= INPUT DATA =
------------------------------------------------------------------------

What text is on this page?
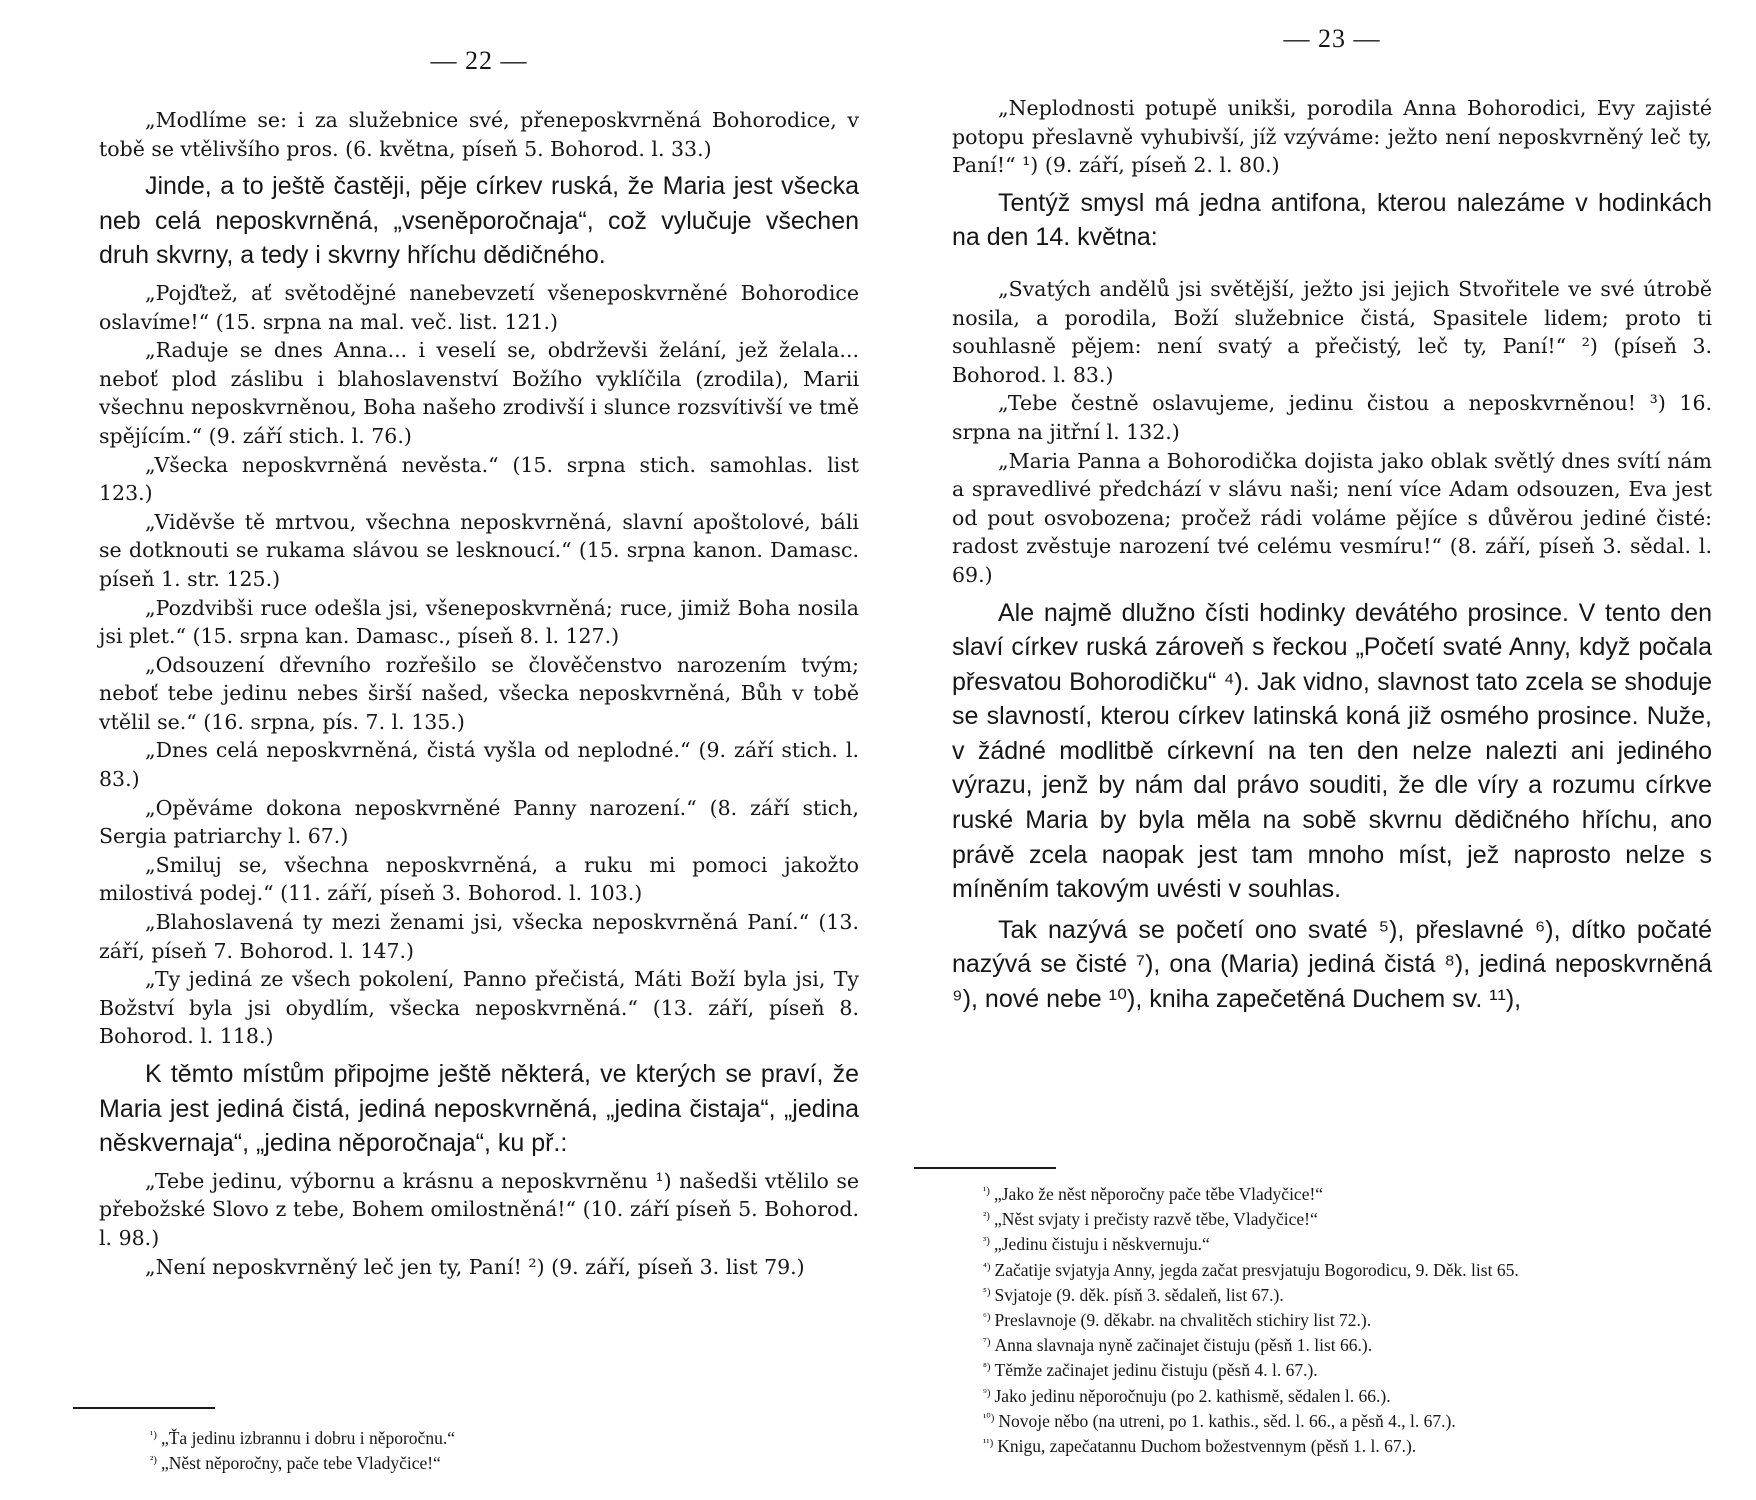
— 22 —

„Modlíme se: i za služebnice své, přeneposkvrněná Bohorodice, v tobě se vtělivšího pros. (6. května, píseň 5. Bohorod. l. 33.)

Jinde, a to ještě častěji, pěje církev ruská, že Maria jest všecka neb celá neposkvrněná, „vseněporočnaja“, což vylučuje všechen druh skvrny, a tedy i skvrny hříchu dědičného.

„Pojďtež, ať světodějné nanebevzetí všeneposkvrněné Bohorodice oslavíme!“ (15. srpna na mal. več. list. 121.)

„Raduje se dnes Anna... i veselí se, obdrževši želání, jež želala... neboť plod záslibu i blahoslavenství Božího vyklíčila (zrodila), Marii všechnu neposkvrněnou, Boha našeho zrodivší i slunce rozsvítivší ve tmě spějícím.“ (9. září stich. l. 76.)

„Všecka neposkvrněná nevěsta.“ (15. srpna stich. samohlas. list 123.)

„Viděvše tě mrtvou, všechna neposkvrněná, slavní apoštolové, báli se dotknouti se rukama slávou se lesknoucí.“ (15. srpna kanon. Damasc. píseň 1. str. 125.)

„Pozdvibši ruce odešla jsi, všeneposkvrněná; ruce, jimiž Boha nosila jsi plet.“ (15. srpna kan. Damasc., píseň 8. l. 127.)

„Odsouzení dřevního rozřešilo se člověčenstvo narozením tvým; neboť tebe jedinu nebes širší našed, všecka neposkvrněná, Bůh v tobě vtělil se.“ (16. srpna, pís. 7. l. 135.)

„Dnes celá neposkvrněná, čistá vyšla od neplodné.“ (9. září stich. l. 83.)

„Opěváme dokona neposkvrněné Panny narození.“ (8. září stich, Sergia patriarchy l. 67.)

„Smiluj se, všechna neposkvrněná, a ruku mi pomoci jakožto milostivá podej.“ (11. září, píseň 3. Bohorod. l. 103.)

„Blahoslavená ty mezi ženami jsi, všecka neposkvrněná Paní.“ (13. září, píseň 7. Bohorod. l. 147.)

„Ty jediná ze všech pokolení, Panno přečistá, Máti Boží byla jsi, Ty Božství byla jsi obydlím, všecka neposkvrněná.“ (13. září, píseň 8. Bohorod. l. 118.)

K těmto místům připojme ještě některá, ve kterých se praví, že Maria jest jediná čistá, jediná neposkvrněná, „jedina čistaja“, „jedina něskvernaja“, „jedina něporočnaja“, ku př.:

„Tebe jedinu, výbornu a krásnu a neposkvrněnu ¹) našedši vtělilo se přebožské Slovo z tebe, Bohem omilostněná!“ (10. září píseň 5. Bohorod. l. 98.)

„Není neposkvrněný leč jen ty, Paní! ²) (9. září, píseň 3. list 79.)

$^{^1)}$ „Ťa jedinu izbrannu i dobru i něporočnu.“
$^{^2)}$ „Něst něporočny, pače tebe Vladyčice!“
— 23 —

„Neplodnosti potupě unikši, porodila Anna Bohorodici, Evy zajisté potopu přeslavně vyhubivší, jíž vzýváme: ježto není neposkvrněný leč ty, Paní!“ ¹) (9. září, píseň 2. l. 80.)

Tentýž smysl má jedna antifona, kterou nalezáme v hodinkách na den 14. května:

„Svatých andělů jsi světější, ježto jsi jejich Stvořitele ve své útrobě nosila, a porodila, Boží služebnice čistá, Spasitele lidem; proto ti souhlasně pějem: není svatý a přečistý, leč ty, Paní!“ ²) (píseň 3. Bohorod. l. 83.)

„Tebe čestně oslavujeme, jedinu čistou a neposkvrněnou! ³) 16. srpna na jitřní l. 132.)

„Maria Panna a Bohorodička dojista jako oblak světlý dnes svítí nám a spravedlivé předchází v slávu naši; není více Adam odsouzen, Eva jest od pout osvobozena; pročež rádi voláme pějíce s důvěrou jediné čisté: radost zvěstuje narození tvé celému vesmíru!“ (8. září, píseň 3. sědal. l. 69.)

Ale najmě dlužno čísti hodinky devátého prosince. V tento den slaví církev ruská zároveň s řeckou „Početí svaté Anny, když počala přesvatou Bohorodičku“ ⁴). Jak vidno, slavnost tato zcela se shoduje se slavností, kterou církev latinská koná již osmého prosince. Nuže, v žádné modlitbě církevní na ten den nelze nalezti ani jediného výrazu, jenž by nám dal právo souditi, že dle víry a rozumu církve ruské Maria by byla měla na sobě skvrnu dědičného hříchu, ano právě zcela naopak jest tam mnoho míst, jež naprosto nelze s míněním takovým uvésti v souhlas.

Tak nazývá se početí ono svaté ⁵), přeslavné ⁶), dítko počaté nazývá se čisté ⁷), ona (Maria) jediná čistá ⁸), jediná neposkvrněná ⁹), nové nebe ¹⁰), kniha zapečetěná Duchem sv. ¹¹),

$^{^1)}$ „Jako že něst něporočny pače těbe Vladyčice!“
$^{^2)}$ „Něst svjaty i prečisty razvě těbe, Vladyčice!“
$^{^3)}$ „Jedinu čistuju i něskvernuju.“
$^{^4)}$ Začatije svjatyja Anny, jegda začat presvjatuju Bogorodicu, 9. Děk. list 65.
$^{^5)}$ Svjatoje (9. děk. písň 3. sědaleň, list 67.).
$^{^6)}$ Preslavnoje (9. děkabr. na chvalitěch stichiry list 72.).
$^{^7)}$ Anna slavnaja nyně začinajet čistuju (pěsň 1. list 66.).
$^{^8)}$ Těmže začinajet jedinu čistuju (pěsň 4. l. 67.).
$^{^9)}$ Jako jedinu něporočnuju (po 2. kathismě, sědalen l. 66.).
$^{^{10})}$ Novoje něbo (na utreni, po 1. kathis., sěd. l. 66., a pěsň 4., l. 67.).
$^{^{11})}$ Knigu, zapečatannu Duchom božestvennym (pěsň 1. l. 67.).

------------------------------------------------------------------------

= PROBLEM REQUIREMENTS =
Your task is an exact transcription of all the data, minus the pictures.

= EXPECTED ANSWER =
What text is on this page?
— 22 —

„Modlíme se: i za služebnice své, přeneposkvrněná Bohorodice, v tobě se vtělivšího pros. (6. května, píseň 5. Bohorod. l. 33.)

Jinde, a to ještě častěji, pěje církev ruská, že Maria jest všecka neb celá neposkvrněná, „vseněporočnaja“, což vylučuje všechen druh skvrny, a tedy i skvrny hříchu dědičného.

„Pojďtež, ať světodějné nanebevzetí všeneposkvrněné Bohorodice oslavíme!“ (15. srpna na mal. več. list. 121.)

„Raduje se dnes Anna... i veselí se, obdrževši želání, jež želala... neboť plod záslibu i blahoslavenství Božího vyklíčila (zrodila), Marii všechnu neposkvrněnou, Boha našeho zrodivší i slunce rozsvítivší ve tmě spějícím.“ (9. září stich. l. 76.)

„Všecka neposkvrněná nevěsta.“ (15. srpna stich. samohlas. list 123.)

„Viděvše tě mrtvou, všechna neposkvrněná, slavní apoštolové, báli se dotknouti se rukama slávou se lesknoucí.“ (15. srpna kanon. Damasc. píseň 1. str. 125.)

„Pozdvibši ruce odešla jsi, všeneposkvrněná; ruce, jimiž Boha nosila jsi plet.“ (15. srpna kan. Damasc., píseň 8. l. 127.)

„Odsouzení dřevního rozřešilo se člověčenstvo narozením tvým; neboť tebe jedinu nebes širší našed, všecka neposkvrněná, Bůh v tobě vtělil se.“ (16. srpna, pís. 7. l. 135.)

„Dnes celá neposkvrněná, čistá vyšla od neplodné.“ (9. září stich. l. 83.)

„Opěváme dokona neposkvrněné Panny narození.“ (8. září stich, Sergia patriarchy l. 67.)

„Smiluj se, všechna neposkvrněná, a ruku mi pomoci jakožto milostivá podej.“ (11. září, píseň 3. Bohorod. l. 103.)

„Blahoslavená ty mezi ženami jsi, všecka neposkvrněná Paní.“ (13. září, píseň 7. Bohorod. l. 147.)

„Ty jediná ze všech pokolení, Panno přečistá, Máti Boží byla jsi, Ty Božství byla jsi obydlím, všecka neposkvrněná.“ (13. září, píseň 8. Bohorod. l. 118.)

K těmto místům připojme ještě některá, ve kterých se praví, že Maria jest jediná čistá, jediná neposkvrněná, „jedina čistaja“, „jedina něskvernaja“, „jedina něporočnaja“, ku př.:

„Tebe jedinu, výbornu a krásnu a neposkvrněnu ¹) našedši vtělilo se přebožské Slovo z tebe, Bohem omilostněná!“ (10. září píseň 5. Bohorod. l. 98.)

„Není neposkvrněný leč jen ty, Paní! ²) (9. září, píseň 3. list 79.)

$^{^1)}$ „Ťa jedinu izbrannu i dobru i něporočnu.“
$^{^2)}$ „Něst něporočny, pače tebe Vladyčice!“
— 23 —

„Neplodnosti potupě unikši, porodila Anna Bohorodici, Evy zajisté potopu přeslavně vyhubivší, jíž vzýváme: ježto není neposkvrněný leč ty, Paní!“ ¹) (9. září, píseň 2. l. 80.)

Tentýž smysl má jedna antifona, kterou nalezáme v hodinkách na den 14. května:

„Svatých andělů jsi světější, ježto jsi jejich Stvořitele ve své útrobě nosila, a porodila, Boží služebnice čistá, Spasitele lidem; proto ti souhlasně pějem: není svatý a přečistý, leč ty, Paní!“ ²) (píseň 3. Bohorod. l. 83.)

„Tebe čestně oslavujeme, jedinu čistou a neposkvrněnou! ³) 16. srpna na jitřní l. 132.)

„Maria Panna a Bohorodička dojista jako oblak světlý dnes svítí nám a spravedlivé předchází v slávu naši; není více Adam odsouzen, Eva jest od pout osvobozena; pročež rádi voláme pějíce s důvěrou jediné čisté: radost zvěstuje narození tvé celému vesmíru!“ (8. září, píseň 3. sědal. l. 69.)

Ale najmě dlužno čísti hodinky devátého prosince. V tento den slaví církev ruská zároveň s řeckou „Početí svaté Anny, když počala přesvatou Bohorodičku“ ⁴). Jak vidno, slavnost tato zcela se shoduje se slavností, kterou církev latinská koná již osmého prosince. Nuže, v žádné modlitbě církevní na ten den nelze nalezti ani jediného výrazu, jenž by nám dal právo souditi, že dle víry a rozumu církve ruské Maria by byla měla na sobě skvrnu dědičného hříchu, ano právě zcela naopak jest tam mnoho míst, jež naprosto nelze s míněním takovým uvésti v souhlas.

Tak nazývá se početí ono svaté ⁵), přeslavné ⁶), dítko počaté nazývá se čisté ⁷), ona (Maria) jediná čistá ⁸), jediná neposkvrněná ⁹), nové nebe ¹⁰), kniha zapečetěná Duchem sv. ¹¹),

$^{^1)}$ „Jako že něst něporočny pače těbe Vladyčice!“
$^{^2)}$ „Něst svjaty i prečisty razvě těbe, Vladyčice!“
$^{^3)}$ „Jedinu čistuju i něskvernuju.“
$^{^4)}$ Začatije svjatyja Anny, jegda začat presvjatuju Bogorodicu, 9. Děk. list 65.
$^{^5)}$ Svjatoje (9. děk. písň 3. sědaleň, list 67.).
$^{^6)}$ Preslavnoje (9. děkabr. na chvalitěch stichiry list 72.).
$^{^7)}$ Anna slavnaja nyně začinajet čistuju (pěsň 1. list 66.).
$^{^8)}$ Těmže začinajet jedinu čistuju (pěsň 4. l. 67.).
$^{^9)}$ Jako jedinu něporočnuju (po 2. kathismě, sědalen l. 66.).
$^{^{10})}$ Novoje něbo (na utreni, po 1. kathis., sěd. l. 66., a pěsň 4., l. 67.).
$^{^{11})}$ Knigu, zapečatannu Duchom božestvennym (pěsň 1. l. 67.).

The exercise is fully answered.